Can you pull out each line of the data below that includes the word "interface"?

Data:
• • • • •
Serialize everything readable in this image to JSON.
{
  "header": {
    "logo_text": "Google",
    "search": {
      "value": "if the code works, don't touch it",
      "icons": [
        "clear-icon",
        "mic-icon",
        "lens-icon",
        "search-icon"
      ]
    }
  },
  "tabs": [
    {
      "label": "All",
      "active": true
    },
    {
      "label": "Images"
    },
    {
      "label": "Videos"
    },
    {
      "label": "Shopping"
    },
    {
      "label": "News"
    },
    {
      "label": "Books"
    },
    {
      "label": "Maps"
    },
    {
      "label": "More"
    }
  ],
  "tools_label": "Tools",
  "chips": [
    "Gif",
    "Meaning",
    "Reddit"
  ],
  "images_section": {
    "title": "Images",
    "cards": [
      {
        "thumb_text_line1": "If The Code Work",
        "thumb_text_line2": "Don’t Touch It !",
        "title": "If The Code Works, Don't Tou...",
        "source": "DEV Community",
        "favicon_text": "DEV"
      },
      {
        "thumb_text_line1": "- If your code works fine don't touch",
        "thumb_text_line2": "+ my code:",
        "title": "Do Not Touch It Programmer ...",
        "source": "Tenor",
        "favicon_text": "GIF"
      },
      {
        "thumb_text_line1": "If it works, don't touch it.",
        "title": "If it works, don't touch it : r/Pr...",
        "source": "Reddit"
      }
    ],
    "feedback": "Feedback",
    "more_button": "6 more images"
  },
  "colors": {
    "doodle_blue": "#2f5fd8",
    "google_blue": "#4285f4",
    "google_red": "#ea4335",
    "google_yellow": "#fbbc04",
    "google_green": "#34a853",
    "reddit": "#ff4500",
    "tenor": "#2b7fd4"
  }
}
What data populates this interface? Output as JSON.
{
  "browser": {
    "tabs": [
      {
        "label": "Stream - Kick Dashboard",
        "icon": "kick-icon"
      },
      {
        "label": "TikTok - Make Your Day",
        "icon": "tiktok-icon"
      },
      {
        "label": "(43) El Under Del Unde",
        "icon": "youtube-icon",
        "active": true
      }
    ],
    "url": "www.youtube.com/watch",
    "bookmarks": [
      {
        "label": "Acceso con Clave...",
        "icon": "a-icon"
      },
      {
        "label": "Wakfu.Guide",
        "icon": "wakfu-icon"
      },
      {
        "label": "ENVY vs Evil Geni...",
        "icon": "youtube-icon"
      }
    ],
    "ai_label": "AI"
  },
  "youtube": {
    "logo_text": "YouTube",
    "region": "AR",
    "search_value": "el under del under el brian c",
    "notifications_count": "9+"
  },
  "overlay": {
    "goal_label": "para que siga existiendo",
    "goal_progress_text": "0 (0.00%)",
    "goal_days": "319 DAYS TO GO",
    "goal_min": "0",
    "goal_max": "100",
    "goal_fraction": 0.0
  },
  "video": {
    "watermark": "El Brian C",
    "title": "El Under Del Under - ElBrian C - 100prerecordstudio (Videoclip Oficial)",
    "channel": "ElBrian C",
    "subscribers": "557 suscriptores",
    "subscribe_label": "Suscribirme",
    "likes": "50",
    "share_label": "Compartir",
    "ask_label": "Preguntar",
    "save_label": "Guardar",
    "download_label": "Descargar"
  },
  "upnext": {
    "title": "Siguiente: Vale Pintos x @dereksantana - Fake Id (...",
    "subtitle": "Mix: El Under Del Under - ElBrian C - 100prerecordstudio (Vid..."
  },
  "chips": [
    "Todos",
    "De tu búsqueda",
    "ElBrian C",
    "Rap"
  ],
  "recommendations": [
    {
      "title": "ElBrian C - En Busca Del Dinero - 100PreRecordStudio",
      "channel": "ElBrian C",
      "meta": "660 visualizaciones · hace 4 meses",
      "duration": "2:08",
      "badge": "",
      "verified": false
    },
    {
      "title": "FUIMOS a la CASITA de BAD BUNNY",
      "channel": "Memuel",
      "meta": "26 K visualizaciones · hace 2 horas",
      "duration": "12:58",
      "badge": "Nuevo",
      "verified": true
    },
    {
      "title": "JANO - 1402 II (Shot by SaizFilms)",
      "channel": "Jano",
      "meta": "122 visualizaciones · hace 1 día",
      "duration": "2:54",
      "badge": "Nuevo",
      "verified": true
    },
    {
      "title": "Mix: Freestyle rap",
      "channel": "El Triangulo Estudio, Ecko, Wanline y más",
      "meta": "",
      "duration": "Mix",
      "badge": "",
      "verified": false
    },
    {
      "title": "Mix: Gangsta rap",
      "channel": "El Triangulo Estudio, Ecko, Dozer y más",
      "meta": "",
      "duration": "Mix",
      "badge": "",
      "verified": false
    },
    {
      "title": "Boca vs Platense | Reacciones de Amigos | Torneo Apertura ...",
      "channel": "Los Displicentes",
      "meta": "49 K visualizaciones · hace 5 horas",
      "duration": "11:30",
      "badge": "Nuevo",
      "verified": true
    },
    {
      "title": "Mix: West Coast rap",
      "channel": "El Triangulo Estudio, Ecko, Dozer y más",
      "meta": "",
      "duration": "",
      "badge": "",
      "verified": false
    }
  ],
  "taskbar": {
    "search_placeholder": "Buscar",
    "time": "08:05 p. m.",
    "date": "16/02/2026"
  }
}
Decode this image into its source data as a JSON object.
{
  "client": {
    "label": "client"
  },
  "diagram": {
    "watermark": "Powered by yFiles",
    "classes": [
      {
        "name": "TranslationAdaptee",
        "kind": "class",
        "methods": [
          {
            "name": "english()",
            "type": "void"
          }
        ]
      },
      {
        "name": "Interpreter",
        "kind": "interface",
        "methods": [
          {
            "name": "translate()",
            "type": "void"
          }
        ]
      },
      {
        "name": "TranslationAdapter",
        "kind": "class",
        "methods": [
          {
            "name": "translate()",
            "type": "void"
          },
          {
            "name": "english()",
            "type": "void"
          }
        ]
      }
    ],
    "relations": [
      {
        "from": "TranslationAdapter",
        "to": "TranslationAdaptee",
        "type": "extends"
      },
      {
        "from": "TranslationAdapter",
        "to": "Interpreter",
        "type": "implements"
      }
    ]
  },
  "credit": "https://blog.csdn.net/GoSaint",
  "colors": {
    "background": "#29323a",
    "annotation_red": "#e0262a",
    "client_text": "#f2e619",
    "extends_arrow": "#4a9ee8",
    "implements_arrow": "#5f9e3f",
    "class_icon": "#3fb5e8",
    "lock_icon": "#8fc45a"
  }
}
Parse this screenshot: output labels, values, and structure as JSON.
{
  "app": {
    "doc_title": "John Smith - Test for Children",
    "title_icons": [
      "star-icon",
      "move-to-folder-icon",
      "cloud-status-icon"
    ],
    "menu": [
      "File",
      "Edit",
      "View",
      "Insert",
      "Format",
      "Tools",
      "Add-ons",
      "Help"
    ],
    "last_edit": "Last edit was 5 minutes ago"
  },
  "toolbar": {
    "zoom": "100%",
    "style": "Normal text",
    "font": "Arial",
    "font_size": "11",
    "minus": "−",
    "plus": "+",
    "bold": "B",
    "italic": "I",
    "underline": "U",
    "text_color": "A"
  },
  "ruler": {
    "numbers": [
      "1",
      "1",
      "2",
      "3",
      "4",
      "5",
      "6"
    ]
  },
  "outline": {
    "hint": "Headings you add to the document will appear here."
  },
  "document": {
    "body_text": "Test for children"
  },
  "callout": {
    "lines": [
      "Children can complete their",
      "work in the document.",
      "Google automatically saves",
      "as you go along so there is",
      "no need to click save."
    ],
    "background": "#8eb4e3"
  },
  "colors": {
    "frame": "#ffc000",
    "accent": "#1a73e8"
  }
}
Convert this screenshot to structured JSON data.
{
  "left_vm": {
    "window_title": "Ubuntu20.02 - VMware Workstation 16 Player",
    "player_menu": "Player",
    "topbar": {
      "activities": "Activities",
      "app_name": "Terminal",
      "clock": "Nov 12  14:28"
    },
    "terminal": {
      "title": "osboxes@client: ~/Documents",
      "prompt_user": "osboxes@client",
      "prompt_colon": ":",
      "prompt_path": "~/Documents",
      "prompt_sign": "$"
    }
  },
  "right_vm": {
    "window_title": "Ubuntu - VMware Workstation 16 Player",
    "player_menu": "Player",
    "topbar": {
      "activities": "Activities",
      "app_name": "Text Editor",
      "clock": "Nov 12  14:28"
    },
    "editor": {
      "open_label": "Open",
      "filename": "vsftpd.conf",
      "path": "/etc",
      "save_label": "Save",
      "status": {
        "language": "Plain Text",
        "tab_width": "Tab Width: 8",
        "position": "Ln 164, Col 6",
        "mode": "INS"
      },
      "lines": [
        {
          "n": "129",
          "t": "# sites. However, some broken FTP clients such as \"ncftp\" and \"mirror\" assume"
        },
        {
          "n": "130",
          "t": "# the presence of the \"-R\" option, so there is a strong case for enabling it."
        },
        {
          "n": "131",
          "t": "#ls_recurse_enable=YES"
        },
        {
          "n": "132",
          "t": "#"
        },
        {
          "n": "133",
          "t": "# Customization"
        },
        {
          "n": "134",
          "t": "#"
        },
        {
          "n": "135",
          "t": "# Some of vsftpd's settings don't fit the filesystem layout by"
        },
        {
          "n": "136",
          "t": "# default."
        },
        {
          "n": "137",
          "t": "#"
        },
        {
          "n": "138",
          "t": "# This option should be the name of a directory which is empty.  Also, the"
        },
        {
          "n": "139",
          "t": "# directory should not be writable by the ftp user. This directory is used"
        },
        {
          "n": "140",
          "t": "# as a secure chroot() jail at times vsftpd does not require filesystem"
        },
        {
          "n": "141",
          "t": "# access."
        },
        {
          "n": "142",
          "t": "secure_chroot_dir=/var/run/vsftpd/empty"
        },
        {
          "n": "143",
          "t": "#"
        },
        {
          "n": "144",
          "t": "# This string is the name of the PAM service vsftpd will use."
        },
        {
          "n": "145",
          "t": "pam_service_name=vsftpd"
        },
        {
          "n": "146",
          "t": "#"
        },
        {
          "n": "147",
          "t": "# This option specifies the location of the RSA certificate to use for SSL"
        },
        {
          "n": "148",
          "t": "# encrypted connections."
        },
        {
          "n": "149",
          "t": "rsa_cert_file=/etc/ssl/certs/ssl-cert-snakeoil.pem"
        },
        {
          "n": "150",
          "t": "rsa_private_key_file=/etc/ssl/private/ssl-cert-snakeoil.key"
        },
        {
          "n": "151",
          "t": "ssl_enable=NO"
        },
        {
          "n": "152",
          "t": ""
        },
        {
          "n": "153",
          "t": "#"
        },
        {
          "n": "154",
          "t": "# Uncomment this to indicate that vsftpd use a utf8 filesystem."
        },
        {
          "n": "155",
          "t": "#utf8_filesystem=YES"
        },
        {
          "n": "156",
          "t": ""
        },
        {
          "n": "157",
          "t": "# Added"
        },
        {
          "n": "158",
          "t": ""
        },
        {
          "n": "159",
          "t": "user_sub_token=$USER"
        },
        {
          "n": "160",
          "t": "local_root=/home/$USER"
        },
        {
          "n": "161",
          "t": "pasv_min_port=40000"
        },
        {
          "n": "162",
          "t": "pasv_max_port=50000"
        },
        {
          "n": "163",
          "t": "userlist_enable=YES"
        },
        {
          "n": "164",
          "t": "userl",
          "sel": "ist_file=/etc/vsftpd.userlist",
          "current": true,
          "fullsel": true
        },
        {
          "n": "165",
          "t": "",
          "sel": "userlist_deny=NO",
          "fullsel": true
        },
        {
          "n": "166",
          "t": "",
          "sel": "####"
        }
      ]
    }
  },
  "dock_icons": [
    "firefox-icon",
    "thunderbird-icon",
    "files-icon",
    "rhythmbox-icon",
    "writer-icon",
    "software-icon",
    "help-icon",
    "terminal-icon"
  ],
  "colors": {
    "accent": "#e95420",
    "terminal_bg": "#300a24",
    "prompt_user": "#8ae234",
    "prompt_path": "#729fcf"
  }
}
• • • • •
Task solution:
What data populates this interface? Output as JSON.
        "kind": "interface",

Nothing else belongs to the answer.